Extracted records
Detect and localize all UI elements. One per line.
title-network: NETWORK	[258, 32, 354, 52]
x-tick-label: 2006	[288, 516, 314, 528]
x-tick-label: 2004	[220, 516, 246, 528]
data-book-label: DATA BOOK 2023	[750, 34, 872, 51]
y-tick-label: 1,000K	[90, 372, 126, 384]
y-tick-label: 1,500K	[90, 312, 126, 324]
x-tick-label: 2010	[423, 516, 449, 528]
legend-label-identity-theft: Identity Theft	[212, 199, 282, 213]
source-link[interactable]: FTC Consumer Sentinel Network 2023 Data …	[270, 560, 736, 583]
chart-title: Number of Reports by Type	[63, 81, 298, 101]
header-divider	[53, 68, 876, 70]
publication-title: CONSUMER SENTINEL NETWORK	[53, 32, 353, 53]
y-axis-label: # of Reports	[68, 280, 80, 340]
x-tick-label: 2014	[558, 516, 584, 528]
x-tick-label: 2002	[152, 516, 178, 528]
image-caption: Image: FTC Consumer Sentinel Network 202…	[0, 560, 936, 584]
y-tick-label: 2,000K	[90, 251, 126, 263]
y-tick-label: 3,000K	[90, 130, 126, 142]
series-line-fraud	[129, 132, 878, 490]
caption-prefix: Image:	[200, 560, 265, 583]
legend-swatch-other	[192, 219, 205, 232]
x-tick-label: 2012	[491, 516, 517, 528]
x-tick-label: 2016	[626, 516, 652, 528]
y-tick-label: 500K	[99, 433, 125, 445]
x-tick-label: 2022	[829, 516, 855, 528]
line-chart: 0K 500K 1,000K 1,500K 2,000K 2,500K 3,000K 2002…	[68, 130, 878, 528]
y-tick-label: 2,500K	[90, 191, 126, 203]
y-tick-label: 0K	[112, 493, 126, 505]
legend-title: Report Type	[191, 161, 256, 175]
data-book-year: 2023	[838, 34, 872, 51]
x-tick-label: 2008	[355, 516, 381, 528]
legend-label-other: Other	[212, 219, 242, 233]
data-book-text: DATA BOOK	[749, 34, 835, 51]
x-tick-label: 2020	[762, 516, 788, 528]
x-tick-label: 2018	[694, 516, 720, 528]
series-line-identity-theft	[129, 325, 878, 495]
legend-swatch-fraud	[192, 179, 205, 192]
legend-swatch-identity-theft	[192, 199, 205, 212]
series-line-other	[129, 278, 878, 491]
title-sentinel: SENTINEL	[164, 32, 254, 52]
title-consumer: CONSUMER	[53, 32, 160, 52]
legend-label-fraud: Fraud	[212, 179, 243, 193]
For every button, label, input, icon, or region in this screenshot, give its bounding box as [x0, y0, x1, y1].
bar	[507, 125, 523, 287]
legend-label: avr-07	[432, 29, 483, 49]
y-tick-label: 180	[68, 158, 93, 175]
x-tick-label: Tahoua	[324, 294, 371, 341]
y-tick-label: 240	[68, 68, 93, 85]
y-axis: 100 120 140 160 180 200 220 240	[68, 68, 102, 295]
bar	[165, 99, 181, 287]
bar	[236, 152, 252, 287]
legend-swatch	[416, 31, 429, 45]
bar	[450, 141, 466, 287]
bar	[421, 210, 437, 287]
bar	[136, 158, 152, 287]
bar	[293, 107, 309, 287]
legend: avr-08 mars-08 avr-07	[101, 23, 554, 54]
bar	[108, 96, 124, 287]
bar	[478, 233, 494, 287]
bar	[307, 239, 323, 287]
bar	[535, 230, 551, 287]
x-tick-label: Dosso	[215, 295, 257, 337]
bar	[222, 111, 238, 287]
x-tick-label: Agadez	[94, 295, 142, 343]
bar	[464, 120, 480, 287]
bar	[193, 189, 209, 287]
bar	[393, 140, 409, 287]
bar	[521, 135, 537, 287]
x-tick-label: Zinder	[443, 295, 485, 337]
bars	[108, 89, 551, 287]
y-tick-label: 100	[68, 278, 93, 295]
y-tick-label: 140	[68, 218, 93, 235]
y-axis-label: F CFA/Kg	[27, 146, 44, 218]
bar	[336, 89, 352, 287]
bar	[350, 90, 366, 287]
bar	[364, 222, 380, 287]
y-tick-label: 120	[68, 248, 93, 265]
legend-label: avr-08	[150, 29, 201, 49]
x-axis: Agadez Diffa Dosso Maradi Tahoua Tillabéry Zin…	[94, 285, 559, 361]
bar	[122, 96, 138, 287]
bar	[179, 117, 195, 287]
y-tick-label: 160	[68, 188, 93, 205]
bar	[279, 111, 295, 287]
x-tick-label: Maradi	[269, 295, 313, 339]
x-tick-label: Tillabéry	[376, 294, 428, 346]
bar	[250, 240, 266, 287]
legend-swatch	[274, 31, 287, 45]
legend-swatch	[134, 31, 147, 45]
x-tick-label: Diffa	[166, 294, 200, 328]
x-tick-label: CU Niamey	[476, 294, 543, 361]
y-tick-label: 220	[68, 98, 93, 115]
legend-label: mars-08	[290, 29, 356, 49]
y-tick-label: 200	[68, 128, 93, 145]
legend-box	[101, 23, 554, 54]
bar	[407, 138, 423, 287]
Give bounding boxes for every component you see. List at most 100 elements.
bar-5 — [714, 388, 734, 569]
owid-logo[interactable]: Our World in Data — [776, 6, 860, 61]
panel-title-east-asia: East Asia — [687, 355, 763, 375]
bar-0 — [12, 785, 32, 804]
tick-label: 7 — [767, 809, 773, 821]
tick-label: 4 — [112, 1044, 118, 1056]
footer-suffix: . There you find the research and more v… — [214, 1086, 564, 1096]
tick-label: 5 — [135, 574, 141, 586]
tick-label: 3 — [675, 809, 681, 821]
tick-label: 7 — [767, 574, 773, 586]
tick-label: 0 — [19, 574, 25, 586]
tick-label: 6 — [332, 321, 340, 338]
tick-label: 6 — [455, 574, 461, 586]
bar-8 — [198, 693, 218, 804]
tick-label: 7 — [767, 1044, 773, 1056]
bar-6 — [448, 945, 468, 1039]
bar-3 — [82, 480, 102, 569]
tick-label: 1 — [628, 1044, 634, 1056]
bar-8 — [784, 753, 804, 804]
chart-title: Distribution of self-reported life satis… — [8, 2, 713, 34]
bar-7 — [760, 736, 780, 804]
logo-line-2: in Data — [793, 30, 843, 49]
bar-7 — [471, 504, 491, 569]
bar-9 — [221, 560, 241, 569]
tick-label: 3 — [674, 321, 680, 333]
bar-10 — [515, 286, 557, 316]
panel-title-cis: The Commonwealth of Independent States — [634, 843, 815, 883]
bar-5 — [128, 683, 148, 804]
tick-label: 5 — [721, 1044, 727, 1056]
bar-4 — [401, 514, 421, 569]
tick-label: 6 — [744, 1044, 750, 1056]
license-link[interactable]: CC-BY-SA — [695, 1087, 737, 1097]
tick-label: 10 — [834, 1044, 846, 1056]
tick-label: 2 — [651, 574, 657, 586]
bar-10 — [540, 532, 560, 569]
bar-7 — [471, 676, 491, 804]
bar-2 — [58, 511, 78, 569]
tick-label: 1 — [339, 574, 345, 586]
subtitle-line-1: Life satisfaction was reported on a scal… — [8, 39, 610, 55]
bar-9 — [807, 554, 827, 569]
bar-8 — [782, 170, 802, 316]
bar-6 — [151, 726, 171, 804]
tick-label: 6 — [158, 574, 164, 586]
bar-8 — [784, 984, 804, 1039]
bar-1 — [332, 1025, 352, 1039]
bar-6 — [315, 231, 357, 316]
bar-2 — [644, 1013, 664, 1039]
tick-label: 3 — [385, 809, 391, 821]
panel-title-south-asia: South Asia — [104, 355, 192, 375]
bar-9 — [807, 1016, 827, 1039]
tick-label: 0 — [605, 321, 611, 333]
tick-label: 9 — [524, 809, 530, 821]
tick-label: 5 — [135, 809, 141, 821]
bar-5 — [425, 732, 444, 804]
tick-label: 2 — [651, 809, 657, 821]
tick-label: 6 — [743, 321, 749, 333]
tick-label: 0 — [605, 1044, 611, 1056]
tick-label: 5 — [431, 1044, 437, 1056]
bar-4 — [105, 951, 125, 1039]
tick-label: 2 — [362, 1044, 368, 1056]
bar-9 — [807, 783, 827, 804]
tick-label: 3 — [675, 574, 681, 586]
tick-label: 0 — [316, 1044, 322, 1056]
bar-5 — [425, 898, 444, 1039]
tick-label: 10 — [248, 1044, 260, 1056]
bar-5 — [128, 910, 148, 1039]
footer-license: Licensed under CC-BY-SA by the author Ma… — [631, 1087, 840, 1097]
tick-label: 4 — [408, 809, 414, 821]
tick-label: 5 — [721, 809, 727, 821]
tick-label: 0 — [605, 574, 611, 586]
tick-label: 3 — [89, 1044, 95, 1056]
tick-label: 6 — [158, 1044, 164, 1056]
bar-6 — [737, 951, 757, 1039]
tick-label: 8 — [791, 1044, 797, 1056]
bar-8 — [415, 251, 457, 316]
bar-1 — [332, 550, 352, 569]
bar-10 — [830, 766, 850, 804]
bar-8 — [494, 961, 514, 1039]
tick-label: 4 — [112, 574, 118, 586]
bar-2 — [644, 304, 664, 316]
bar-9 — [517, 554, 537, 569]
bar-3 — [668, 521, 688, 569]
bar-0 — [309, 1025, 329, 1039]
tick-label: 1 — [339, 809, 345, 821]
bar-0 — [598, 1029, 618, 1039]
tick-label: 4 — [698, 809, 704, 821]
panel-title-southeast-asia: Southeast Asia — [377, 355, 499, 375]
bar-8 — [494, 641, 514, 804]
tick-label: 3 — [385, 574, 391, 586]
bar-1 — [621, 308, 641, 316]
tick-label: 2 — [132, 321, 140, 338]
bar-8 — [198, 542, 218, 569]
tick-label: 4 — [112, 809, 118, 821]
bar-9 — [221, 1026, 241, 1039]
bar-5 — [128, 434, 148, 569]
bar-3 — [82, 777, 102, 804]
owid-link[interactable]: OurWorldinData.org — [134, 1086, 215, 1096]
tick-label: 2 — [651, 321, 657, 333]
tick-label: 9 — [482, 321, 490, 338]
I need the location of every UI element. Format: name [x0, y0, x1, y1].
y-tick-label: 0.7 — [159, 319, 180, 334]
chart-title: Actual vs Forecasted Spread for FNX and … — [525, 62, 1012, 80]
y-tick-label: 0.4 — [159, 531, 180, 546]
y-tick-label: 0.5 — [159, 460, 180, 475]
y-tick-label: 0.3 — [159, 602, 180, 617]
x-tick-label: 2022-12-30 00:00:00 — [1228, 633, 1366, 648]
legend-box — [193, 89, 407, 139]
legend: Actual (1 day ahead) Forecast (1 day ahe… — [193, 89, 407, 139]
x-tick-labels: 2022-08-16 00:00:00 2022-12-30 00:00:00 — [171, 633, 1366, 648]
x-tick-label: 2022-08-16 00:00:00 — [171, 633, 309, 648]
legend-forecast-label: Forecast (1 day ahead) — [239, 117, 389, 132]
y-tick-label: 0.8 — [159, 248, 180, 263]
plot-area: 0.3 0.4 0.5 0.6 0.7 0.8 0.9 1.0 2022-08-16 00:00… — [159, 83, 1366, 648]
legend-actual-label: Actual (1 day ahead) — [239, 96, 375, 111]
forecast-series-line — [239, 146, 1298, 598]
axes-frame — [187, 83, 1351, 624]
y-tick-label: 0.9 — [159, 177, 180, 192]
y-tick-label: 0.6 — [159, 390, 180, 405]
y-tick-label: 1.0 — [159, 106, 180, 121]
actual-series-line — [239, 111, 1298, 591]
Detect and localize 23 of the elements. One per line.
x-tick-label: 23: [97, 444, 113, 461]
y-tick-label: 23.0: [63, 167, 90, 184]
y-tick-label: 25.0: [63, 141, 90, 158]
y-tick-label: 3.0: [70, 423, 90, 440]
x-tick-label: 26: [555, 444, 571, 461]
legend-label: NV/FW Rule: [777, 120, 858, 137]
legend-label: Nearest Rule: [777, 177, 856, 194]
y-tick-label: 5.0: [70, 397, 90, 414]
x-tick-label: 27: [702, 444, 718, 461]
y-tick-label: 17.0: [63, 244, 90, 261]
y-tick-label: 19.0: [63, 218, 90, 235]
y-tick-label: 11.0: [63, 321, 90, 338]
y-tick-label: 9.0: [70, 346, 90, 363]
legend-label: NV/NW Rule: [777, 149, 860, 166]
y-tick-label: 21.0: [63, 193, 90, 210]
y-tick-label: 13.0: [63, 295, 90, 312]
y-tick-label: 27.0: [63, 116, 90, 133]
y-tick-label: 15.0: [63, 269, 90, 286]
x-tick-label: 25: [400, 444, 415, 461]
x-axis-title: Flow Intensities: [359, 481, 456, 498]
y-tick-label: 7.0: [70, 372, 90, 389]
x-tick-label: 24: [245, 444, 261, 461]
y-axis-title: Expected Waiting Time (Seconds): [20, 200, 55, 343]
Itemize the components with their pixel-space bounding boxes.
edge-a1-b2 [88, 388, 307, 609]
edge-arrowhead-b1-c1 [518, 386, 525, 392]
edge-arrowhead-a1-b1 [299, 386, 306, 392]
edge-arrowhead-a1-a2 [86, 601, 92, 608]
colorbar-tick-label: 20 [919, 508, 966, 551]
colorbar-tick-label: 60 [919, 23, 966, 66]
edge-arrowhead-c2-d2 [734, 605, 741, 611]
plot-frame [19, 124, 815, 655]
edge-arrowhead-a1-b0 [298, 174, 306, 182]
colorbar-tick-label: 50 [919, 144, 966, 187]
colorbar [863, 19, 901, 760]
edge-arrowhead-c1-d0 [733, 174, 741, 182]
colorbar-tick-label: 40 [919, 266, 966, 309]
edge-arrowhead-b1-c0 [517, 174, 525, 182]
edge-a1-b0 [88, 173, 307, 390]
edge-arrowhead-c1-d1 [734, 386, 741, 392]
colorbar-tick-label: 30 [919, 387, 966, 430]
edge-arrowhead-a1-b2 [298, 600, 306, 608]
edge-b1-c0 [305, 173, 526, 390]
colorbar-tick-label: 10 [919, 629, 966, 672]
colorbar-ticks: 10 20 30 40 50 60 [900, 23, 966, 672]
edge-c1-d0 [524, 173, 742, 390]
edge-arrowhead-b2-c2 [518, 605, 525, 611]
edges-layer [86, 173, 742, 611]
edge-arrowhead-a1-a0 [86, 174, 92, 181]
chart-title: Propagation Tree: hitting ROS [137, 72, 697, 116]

_EXERCISE BRIEF_. Copy out the stretch of the records from the first line through the line containing "data-book-label: DATA BOOK", with no changes.

_FINAL RESULT_.
Detect and localize all UI elements. One per line.
title-network: NETWORK	[258, 32, 354, 52]
x-tick-label: 2006	[288, 516, 314, 528]
x-tick-label: 2004	[220, 516, 246, 528]
data-book-label: DATA BOOK 2023	[750, 34, 872, 51]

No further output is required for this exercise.